- Country: India
- State: Telangana
- District: Suryapet

Government
- • Sarpanch: Bachalakuri Srinu

Population (2011)
- • Total: 5,265

Languages
- • Official: Telugu
- Time zone: UTC+5:30 (IST)
- Postal code: 508201
- Vehicle registration: TS 29
- Website: telangana.gov.in

= Kalmalcheruvu =

Kalmalcheruvu is one of the largest villages in the Garidepally mandal, Suryapet district in Telangana, India. It is located 7 km from the Garidepalli. The village got its name from the lotus flowers ("Kaluvalu") in one of the two lakes ("Cheruvu") belonged to the village.

==Temples==
- Venkateswaralayam (which is one of the oldest temples, which also have a "Shivlaya".
- Ramalayam, Ayyappa Swami Temple, Saibaba & Hanuman temple and construct the Narasimha Swamy temple and a Christian church & Mahjid.

==Schools==
- Government high school and primary school.
- Private school also is there.

==Economy==
The village mainly supports itself through agriculture, especially rice farming. There are three rice mills available in the village.

DIRECTIONS:
1. List every administrative unit that the Kalmalcheruvu article names as containing the village, from the smallest to the largest.
2. Reproduce the Kalmalcheruvu article from "Kalmalcheruvu is one" up to and including "in the village.".
The records that follow have nothing to do with the text.

RECORDS SHOWN:
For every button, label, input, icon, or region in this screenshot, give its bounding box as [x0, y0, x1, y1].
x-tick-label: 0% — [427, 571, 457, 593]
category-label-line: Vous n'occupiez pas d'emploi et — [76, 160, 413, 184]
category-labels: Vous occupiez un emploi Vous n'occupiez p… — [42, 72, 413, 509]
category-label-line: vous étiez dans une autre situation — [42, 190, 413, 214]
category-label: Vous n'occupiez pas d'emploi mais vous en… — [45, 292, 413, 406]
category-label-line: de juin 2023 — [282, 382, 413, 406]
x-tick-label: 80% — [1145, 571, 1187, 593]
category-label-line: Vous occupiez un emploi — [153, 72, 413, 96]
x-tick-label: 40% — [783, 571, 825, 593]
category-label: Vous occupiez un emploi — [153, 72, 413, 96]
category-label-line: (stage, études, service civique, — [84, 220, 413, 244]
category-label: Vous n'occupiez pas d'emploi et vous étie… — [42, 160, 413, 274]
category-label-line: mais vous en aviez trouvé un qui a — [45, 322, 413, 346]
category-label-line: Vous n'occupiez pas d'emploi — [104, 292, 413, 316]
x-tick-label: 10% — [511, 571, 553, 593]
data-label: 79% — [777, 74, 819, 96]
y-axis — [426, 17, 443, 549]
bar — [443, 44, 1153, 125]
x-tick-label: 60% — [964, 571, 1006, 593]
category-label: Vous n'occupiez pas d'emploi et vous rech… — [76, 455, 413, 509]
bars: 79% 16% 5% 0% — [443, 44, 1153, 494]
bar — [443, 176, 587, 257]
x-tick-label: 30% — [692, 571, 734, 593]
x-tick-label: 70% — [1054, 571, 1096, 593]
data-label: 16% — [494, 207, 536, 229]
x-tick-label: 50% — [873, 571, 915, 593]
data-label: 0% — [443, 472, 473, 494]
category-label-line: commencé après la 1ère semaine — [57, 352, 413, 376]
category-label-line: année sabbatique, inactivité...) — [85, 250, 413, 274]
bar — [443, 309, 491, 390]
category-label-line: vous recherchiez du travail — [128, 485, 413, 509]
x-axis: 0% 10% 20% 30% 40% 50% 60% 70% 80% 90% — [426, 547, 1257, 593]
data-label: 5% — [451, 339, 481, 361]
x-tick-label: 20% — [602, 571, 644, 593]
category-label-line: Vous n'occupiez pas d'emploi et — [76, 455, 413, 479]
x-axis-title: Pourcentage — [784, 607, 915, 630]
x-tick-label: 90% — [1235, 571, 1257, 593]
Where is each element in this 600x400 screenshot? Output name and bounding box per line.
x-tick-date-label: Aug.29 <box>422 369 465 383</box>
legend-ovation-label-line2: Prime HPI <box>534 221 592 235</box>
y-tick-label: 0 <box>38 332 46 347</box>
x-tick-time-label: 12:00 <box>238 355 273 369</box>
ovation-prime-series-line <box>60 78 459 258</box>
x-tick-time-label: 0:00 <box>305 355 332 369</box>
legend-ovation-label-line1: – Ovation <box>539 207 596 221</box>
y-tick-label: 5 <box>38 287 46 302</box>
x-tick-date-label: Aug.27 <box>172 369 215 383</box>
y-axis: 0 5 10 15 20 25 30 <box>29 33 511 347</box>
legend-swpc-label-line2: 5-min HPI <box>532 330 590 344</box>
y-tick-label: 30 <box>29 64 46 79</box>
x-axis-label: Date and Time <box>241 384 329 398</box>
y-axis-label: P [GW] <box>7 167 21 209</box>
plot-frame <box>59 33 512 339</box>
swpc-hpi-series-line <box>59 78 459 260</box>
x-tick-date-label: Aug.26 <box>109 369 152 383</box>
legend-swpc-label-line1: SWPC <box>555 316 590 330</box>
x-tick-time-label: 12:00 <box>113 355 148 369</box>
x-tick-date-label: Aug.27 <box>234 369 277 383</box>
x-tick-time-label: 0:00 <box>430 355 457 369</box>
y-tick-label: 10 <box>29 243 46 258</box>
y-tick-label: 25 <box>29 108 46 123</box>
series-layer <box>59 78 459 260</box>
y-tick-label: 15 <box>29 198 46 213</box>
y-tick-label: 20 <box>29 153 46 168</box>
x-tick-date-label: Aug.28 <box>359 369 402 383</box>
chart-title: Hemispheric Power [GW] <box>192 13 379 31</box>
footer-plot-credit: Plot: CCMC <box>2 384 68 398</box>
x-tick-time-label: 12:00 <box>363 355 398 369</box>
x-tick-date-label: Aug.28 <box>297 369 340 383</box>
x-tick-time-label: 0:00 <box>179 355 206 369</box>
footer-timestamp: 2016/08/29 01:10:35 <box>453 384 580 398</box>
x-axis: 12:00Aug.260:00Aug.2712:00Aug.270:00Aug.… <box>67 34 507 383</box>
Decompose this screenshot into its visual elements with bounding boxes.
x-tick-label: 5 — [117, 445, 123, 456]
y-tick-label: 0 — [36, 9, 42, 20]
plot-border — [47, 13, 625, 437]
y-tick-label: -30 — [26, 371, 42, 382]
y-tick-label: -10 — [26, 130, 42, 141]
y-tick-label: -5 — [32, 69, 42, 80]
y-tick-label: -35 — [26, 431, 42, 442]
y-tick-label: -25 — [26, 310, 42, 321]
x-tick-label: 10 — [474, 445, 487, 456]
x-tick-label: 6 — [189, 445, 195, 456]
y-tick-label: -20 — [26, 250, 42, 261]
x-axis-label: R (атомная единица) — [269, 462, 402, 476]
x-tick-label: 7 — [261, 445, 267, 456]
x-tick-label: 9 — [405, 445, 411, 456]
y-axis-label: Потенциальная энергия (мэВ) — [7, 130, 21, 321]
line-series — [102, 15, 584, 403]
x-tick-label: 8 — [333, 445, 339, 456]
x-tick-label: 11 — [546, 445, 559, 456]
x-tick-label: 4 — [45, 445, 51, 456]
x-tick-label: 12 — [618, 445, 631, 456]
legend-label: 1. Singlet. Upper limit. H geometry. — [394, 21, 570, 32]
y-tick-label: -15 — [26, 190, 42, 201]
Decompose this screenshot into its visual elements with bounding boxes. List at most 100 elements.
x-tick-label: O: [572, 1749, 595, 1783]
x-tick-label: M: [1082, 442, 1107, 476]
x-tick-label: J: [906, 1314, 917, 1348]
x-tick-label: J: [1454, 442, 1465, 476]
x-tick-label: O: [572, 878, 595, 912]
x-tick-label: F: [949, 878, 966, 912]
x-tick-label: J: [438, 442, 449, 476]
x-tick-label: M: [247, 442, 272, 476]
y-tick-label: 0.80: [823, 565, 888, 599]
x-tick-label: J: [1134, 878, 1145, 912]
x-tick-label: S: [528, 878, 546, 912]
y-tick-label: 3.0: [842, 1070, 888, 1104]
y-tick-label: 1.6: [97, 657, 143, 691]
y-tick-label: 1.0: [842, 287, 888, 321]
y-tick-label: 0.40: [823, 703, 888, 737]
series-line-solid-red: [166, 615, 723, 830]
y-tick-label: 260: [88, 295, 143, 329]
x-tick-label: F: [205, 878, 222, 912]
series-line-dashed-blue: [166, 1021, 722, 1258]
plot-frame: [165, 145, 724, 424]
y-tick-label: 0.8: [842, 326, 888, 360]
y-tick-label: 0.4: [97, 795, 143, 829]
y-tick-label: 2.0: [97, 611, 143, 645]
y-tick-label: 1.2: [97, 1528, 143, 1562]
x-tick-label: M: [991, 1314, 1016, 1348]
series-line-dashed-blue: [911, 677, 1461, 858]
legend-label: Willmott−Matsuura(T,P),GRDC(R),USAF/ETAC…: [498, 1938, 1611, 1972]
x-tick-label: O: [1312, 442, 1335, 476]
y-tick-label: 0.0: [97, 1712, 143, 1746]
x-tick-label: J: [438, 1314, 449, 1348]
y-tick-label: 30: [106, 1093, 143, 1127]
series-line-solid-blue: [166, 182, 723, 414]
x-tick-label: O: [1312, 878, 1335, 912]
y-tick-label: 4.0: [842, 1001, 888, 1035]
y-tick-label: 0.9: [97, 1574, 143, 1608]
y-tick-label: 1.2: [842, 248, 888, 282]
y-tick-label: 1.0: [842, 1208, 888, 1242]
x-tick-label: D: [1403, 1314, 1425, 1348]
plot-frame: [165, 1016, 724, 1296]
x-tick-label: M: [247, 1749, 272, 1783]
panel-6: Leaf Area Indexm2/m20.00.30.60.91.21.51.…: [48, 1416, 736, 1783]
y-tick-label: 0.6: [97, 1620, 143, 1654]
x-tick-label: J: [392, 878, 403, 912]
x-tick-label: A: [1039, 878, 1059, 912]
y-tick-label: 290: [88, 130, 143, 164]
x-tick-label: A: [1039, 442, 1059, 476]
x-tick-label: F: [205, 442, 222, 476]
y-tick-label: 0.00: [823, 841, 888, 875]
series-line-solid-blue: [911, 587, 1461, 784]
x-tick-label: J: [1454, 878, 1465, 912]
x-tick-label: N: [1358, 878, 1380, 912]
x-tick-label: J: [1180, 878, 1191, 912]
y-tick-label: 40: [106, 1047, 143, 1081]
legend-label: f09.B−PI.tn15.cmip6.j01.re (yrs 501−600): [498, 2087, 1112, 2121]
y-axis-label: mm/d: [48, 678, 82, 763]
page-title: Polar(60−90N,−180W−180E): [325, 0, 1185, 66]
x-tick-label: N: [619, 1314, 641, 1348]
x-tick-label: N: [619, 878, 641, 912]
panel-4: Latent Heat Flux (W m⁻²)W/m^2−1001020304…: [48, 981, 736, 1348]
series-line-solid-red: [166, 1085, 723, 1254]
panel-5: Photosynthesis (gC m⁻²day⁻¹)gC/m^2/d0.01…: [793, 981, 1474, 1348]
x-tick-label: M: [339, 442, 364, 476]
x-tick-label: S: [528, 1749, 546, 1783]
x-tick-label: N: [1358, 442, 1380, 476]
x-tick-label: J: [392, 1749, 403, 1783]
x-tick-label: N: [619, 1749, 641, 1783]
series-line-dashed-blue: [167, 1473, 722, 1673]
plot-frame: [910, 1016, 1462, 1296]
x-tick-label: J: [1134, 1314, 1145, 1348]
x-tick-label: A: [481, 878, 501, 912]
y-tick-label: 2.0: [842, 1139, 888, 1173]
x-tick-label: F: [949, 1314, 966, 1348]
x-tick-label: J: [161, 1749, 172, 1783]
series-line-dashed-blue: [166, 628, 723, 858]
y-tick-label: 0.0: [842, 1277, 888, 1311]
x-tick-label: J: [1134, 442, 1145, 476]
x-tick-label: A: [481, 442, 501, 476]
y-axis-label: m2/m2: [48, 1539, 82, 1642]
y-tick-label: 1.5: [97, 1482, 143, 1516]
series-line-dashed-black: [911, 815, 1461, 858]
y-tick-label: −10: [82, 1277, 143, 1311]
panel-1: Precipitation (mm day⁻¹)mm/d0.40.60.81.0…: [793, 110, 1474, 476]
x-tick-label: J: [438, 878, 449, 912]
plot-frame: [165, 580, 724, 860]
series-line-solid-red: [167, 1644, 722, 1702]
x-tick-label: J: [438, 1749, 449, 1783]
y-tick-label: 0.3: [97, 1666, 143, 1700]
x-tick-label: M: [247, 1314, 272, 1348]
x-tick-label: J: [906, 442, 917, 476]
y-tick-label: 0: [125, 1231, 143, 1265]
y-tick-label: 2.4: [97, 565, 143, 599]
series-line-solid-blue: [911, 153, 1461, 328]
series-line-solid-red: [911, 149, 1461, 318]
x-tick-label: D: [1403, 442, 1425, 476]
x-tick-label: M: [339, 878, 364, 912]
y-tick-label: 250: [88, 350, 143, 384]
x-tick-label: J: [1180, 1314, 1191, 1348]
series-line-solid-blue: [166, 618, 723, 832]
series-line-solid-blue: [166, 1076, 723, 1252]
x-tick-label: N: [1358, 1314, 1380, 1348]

TASK RESPONSES:
1. Garidepally mandal, Suryapet district, Telangana, India

2.
Kalmalcheruvu is one of the largest villages in the Garidepally mandal, Suryapet district in Telangana, India. It is located 7 km from the Garidepalli. The village got its name from the lotus flowers ("Kaluvalu") in one of the two lakes ("Cheruvu") belonged to the village.

==Temples==
- Venkateswaralayam (which is one of the oldest temples, which also have a "Shivlaya".
- Ramalayam, Ayyappa Swami Temple, Saibaba & Hanuman temple and construct the Narasimha Swamy temple and a Christian church & Mahjid.

==Schools==
- Government high school and primary school.
- Private school also is there.

==Economy==
The village mainly supports itself through agriculture, especially rice farming. There are three rice mills available in the village.